GOAL: Repeat each record exactly. Any picture gets left out.

[Data entries for graphics]
********************

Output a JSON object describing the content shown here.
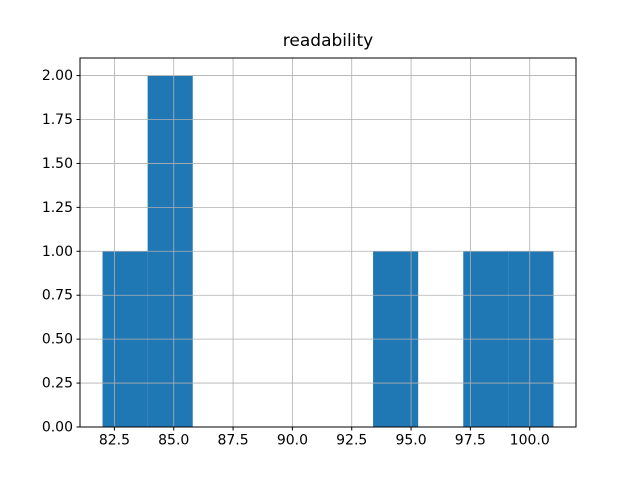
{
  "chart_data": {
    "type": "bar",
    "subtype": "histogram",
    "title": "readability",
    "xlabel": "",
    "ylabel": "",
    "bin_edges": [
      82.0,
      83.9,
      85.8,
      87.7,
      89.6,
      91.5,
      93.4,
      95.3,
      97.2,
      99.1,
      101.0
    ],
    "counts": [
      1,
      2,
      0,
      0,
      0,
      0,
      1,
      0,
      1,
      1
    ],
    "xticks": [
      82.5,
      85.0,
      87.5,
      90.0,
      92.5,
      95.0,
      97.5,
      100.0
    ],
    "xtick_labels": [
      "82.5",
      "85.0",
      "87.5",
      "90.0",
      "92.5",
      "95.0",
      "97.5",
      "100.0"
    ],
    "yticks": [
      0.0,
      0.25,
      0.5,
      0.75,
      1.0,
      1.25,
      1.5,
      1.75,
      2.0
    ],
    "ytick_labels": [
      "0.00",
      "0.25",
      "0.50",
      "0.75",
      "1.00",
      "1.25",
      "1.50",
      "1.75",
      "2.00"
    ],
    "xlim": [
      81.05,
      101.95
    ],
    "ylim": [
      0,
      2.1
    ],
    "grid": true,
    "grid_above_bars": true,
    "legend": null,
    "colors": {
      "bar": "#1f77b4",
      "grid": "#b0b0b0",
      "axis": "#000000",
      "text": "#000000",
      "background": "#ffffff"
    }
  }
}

********************

IN RESPONSE:
Output a JSON object describing the content shown here.
{
  "chart_data": {
    "type": "bar",
    "subtype": "histogram",
    "title": "readability",
    "xlabel": "",
    "ylabel": "",
    "bin_edges": [
      82.0,
      83.9,
      85.8,
      87.7,
      89.6,
      91.5,
      93.4,
      95.3,
      97.2,
      99.1,
      101.0
    ],
    "counts": [
      1,
      2,
      0,
      0,
      0,
      0,
      1,
      0,
      1,
      1
    ],
    "xticks": [
      82.5,
      85.0,
      87.5,
      90.0,
      92.5,
      95.0,
      97.5,
      100.0
    ],
    "xtick_labels": [
      "82.5",
      "85.0",
      "87.5",
      "90.0",
      "92.5",
      "95.0",
      "97.5",
      "100.0"
    ],
    "yticks": [
      0.0,
      0.25,
      0.5,
      0.75,
      1.0,
      1.25,
      1.5,
      1.75,
      2.0
    ],
    "ytick_labels": [
      "0.00",
      "0.25",
      "0.50",
      "0.75",
      "1.00",
      "1.25",
      "1.50",
      "1.75",
      "2.00"
    ],
    "xlim": [
      81.05,
      101.95
    ],
    "ylim": [
      0,
      2.1
    ],
    "grid": true,
    "grid_above_bars": true,
    "legend": null,
    "colors": {
      "bar": "#1f77b4",
      "grid": "#b0b0b0",
      "axis": "#000000",
      "text": "#000000",
      "background": "#ffffff"
    }
  }
}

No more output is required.